DO THIS -> Omit images. Retype all entries verbatim.

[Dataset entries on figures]
*****

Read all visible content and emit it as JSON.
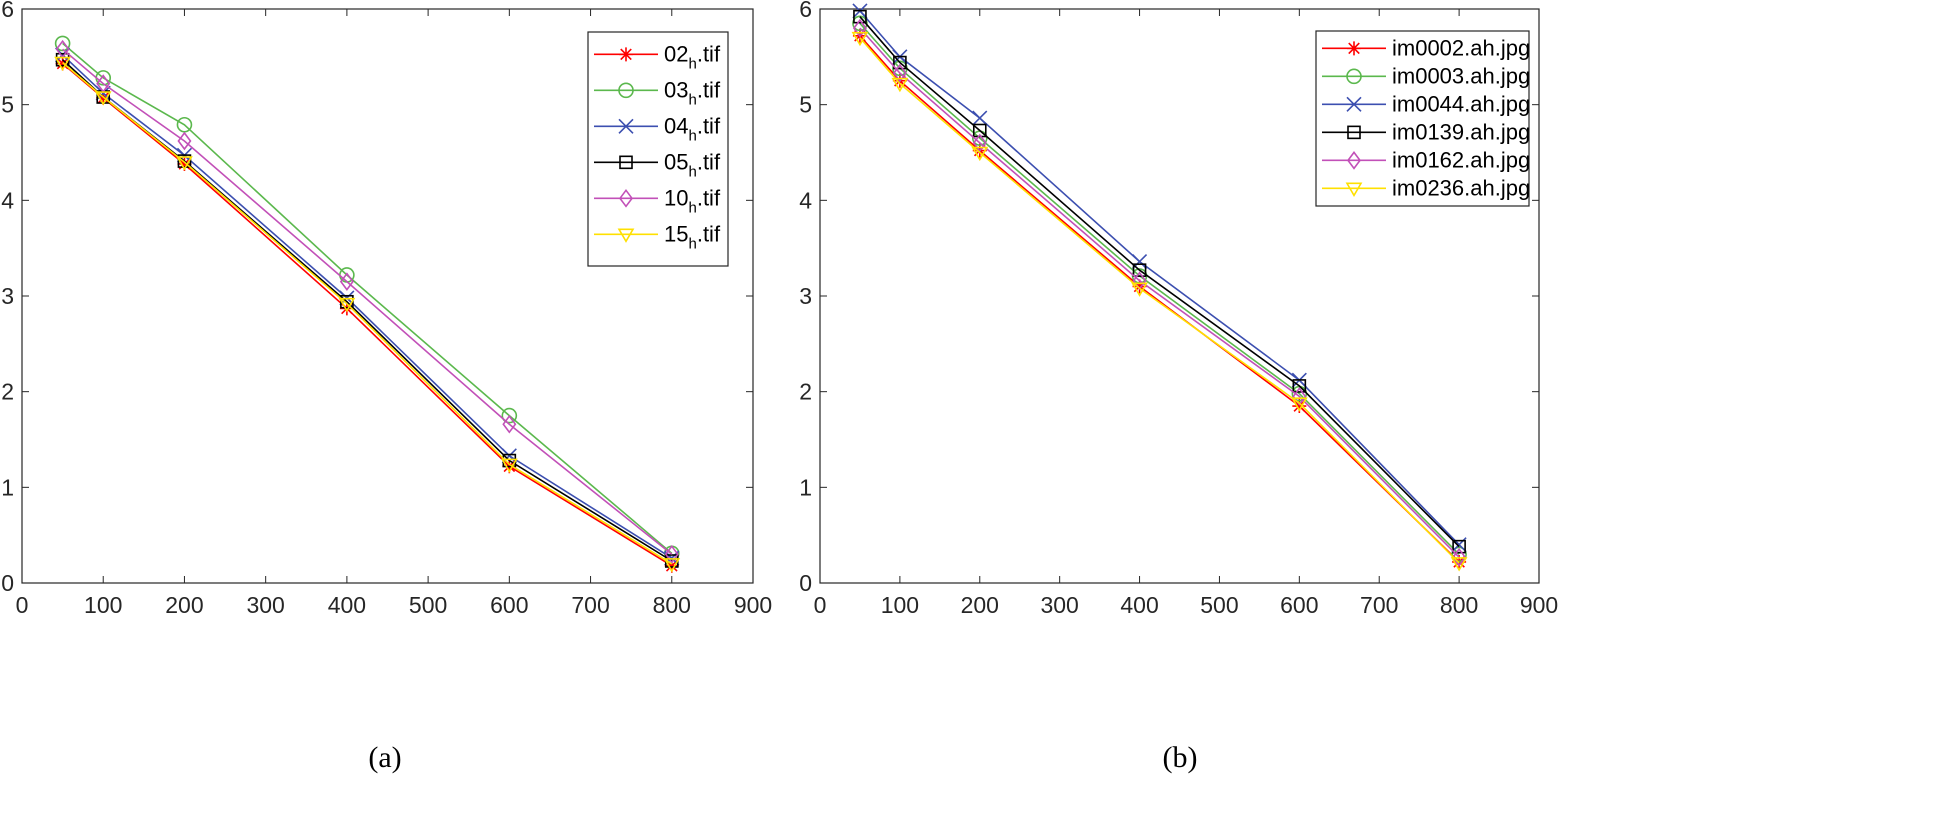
{
  "chart_data": [
    {
      "type": "line",
      "caption": "(a)",
      "xlim": [
        0,
        900
      ],
      "ylim": [
        0,
        6
      ],
      "xticks": [
        0,
        100,
        200,
        300,
        400,
        500,
        600,
        700,
        800,
        900
      ],
      "yticks": [
        0,
        1,
        2,
        3,
        4,
        5,
        6
      ],
      "xlabel": "",
      "ylabel": "",
      "grid": false,
      "legend_position": "top-right",
      "x": [
        50,
        100,
        200,
        400,
        600,
        800
      ],
      "series": [
        {
          "name": "02",
          "sub": "h",
          "suffix": ".tif",
          "color": "#ff0000",
          "marker": "star",
          "values": [
            5.43,
            5.07,
            4.38,
            2.87,
            1.22,
            0.18
          ]
        },
        {
          "name": "03",
          "sub": "h",
          "suffix": ".tif",
          "color": "#5bb84d",
          "marker": "circle",
          "values": [
            5.64,
            5.28,
            4.79,
            3.22,
            1.75,
            0.31
          ]
        },
        {
          "name": "04",
          "sub": "h",
          "suffix": ".tif",
          "color": "#3c4fb0",
          "marker": "x",
          "values": [
            5.52,
            5.12,
            4.47,
            2.98,
            1.33,
            0.26
          ]
        },
        {
          "name": "05",
          "sub": "h",
          "suffix": ".tif",
          "color": "#000000",
          "marker": "square",
          "values": [
            5.47,
            5.08,
            4.41,
            2.94,
            1.28,
            0.23
          ]
        },
        {
          "name": "10",
          "sub": "h",
          "suffix": ".tif",
          "color": "#c250b8",
          "marker": "diamond",
          "values": [
            5.58,
            5.22,
            4.62,
            3.15,
            1.66,
            0.3
          ]
        },
        {
          "name": "15",
          "sub": "h",
          "suffix": ".tif",
          "color": "#ffe000",
          "marker": "triangle-down",
          "values": [
            5.44,
            5.08,
            4.4,
            2.92,
            1.24,
            0.2
          ]
        }
      ]
    },
    {
      "type": "line",
      "caption": "(b)",
      "xlim": [
        0,
        900
      ],
      "ylim": [
        0,
        6
      ],
      "xticks": [
        0,
        100,
        200,
        300,
        400,
        500,
        600,
        700,
        800,
        900
      ],
      "yticks": [
        0,
        1,
        2,
        3,
        4,
        5,
        6
      ],
      "xlabel": "",
      "ylabel": "",
      "grid": false,
      "legend_position": "top-right",
      "x": [
        50,
        100,
        200,
        400,
        600,
        800
      ],
      "series": [
        {
          "name": "im0002.ah.jpg",
          "sub": "",
          "suffix": "",
          "color": "#ff0000",
          "marker": "star",
          "values": [
            5.72,
            5.25,
            4.52,
            3.1,
            1.85,
            0.22
          ]
        },
        {
          "name": "im0003.ah.jpg",
          "sub": "",
          "suffix": "",
          "color": "#5bb84d",
          "marker": "circle",
          "values": [
            5.85,
            5.38,
            4.65,
            3.21,
            1.98,
            0.3
          ]
        },
        {
          "name": "im0044.ah.jpg",
          "sub": "",
          "suffix": "",
          "color": "#3c4fb0",
          "marker": "x",
          "values": [
            5.98,
            5.5,
            4.86,
            3.36,
            2.12,
            0.4
          ]
        },
        {
          "name": "im0139.ah.jpg",
          "sub": "",
          "suffix": "",
          "color": "#000000",
          "marker": "square",
          "values": [
            5.92,
            5.44,
            4.73,
            3.27,
            2.06,
            0.38
          ]
        },
        {
          "name": "im0162.ah.jpg",
          "sub": "",
          "suffix": "",
          "color": "#c250b8",
          "marker": "diamond",
          "values": [
            5.8,
            5.33,
            4.6,
            3.16,
            1.95,
            0.27
          ]
        },
        {
          "name": "im0236.ah.jpg",
          "sub": "",
          "suffix": "",
          "color": "#ffe000",
          "marker": "triangle-down",
          "values": [
            5.7,
            5.22,
            4.5,
            3.08,
            1.88,
            0.21
          ]
        }
      ]
    }
  ]
}
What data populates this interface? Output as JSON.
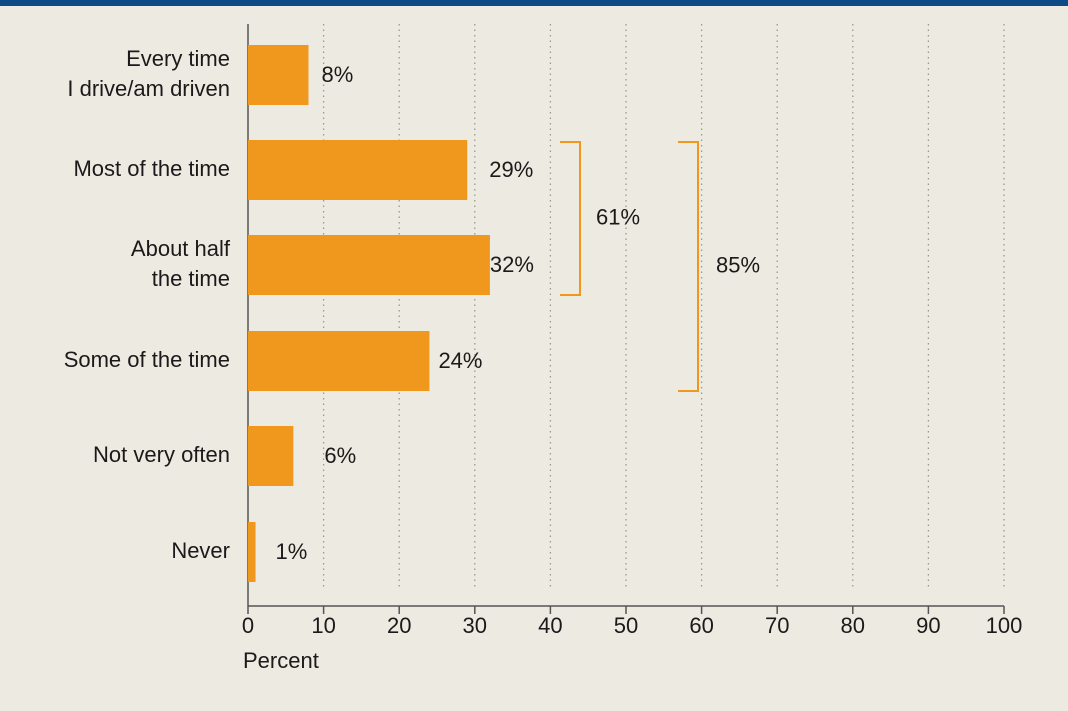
{
  "chart_data": {
    "type": "bar",
    "orientation": "horizontal",
    "categories": [
      [
        "Every time",
        "I drive/am driven"
      ],
      [
        "Most of the time"
      ],
      [
        "About half",
        "the time"
      ],
      [
        "Some of the time"
      ],
      [
        "Not very often"
      ],
      [
        "Never"
      ]
    ],
    "values": [
      8,
      29,
      32,
      24,
      6,
      1
    ],
    "data_labels": [
      "8%",
      "29%",
      "32%",
      "24%",
      "6%",
      "1%"
    ],
    "xlabel": "Percent",
    "xlim": [
      0,
      100
    ],
    "xticks": [
      0,
      10,
      20,
      30,
      40,
      50,
      60,
      70,
      80,
      90,
      100
    ],
    "grid": "vertical dotted",
    "brackets": [
      {
        "from_index": 1,
        "to_index": 2,
        "label": "61%"
      },
      {
        "from_index": 1,
        "to_index": 3,
        "label": "85%"
      }
    ],
    "colors": {
      "bar": "#f0981e",
      "bracket": "#f0981e",
      "background": "#edeae2",
      "top_bar": "#0d4b86"
    }
  }
}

*****

WRITTEN RESPONSE ->
Read all visible content and emit it as JSON.
{
  "chart_data": [
    {
      "type": "line",
      "caption": "(a)",
      "xlim": [
        0,
        900
      ],
      "ylim": [
        0,
        6
      ],
      "xticks": [
        0,
        100,
        200,
        300,
        400,
        500,
        600,
        700,
        800,
        900
      ],
      "yticks": [
        0,
        1,
        2,
        3,
        4,
        5,
        6
      ],
      "xlabel": "",
      "ylabel": "",
      "grid": false,
      "legend_position": "top-right",
      "x": [
        50,
        100,
        200,
        400,
        600,
        800
      ],
      "series": [
        {
          "name": "02",
          "sub": "h",
          "suffix": ".tif",
          "color": "#ff0000",
          "marker": "star",
          "values": [
            5.43,
            5.07,
            4.38,
            2.87,
            1.22,
            0.18
          ]
        },
        {
          "name": "03",
          "sub": "h",
          "suffix": ".tif",
          "color": "#5bb84d",
          "marker": "circle",
          "values": [
            5.64,
            5.28,
            4.79,
            3.22,
            1.75,
            0.31
          ]
        },
        {
          "name": "04",
          "sub": "h",
          "suffix": ".tif",
          "color": "#3c4fb0",
          "marker": "x",
          "values": [
            5.52,
            5.12,
            4.47,
            2.98,
            1.33,
            0.26
          ]
        },
        {
          "name": "05",
          "sub": "h",
          "suffix": ".tif",
          "color": "#000000",
          "marker": "square",
          "values": [
            5.47,
            5.08,
            4.41,
            2.94,
            1.28,
            0.23
          ]
        },
        {
          "name": "10",
          "sub": "h",
          "suffix": ".tif",
          "color": "#c250b8",
          "marker": "diamond",
          "values": [
            5.58,
            5.22,
            4.62,
            3.15,
            1.66,
            0.3
          ]
        },
        {
          "name": "15",
          "sub": "h",
          "suffix": ".tif",
          "color": "#ffe000",
          "marker": "triangle-down",
          "values": [
            5.44,
            5.08,
            4.4,
            2.92,
            1.24,
            0.2
          ]
        }
      ]
    },
    {
      "type": "line",
      "caption": "(b)",
      "xlim": [
        0,
        900
      ],
      "ylim": [
        0,
        6
      ],
      "xticks": [
        0,
        100,
        200,
        300,
        400,
        500,
        600,
        700,
        800,
        900
      ],
      "yticks": [
        0,
        1,
        2,
        3,
        4,
        5,
        6
      ],
      "xlabel": "",
      "ylabel": "",
      "grid": false,
      "legend_position": "top-right",
      "x": [
        50,
        100,
        200,
        400,
        600,
        800
      ],
      "series": [
        {
          "name": "im0002.ah.jpg",
          "sub": "",
          "suffix": "",
          "color": "#ff0000",
          "marker": "star",
          "values": [
            5.72,
            5.25,
            4.52,
            3.1,
            1.85,
            0.22
          ]
        },
        {
          "name": "im0003.ah.jpg",
          "sub": "",
          "suffix": "",
          "color": "#5bb84d",
          "marker": "circle",
          "values": [
            5.85,
            5.38,
            4.65,
            3.21,
            1.98,
            0.3
          ]
        },
        {
          "name": "im0044.ah.jpg",
          "sub": "",
          "suffix": "",
          "color": "#3c4fb0",
          "marker": "x",
          "values": [
            5.98,
            5.5,
            4.86,
            3.36,
            2.12,
            0.4
          ]
        },
        {
          "name": "im0139.ah.jpg",
          "sub": "",
          "suffix": "",
          "color": "#000000",
          "marker": "square",
          "values": [
            5.92,
            5.44,
            4.73,
            3.27,
            2.06,
            0.38
          ]
        },
        {
          "name": "im0162.ah.jpg",
          "sub": "",
          "suffix": "",
          "color": "#c250b8",
          "marker": "diamond",
          "values": [
            5.8,
            5.33,
            4.6,
            3.16,
            1.95,
            0.27
          ]
        },
        {
          "name": "im0236.ah.jpg",
          "sub": "",
          "suffix": "",
          "color": "#ffe000",
          "marker": "triangle-down",
          "values": [
            5.7,
            5.22,
            4.5,
            3.08,
            1.88,
            0.21
          ]
        }
      ]
    }
  ]
}
What data populates this interface? Output as JSON.
{
  "chart_data": {
    "type": "bar",
    "orientation": "horizontal",
    "categories": [
      [
        "Every time",
        "I drive/am driven"
      ],
      [
        "Most of the time"
      ],
      [
        "About half",
        "the time"
      ],
      [
        "Some of the time"
      ],
      [
        "Not very often"
      ],
      [
        "Never"
      ]
    ],
    "values": [
      8,
      29,
      32,
      24,
      6,
      1
    ],
    "data_labels": [
      "8%",
      "29%",
      "32%",
      "24%",
      "6%",
      "1%"
    ],
    "xlabel": "Percent",
    "xlim": [
      0,
      100
    ],
    "xticks": [
      0,
      10,
      20,
      30,
      40,
      50,
      60,
      70,
      80,
      90,
      100
    ],
    "grid": "vertical dotted",
    "brackets": [
      {
        "from_index": 1,
        "to_index": 2,
        "label": "61%"
      },
      {
        "from_index": 1,
        "to_index": 3,
        "label": "85%"
      }
    ],
    "colors": {
      "bar": "#f0981e",
      "bracket": "#f0981e",
      "background": "#edeae2",
      "top_bar": "#0d4b86"
    }
  }
}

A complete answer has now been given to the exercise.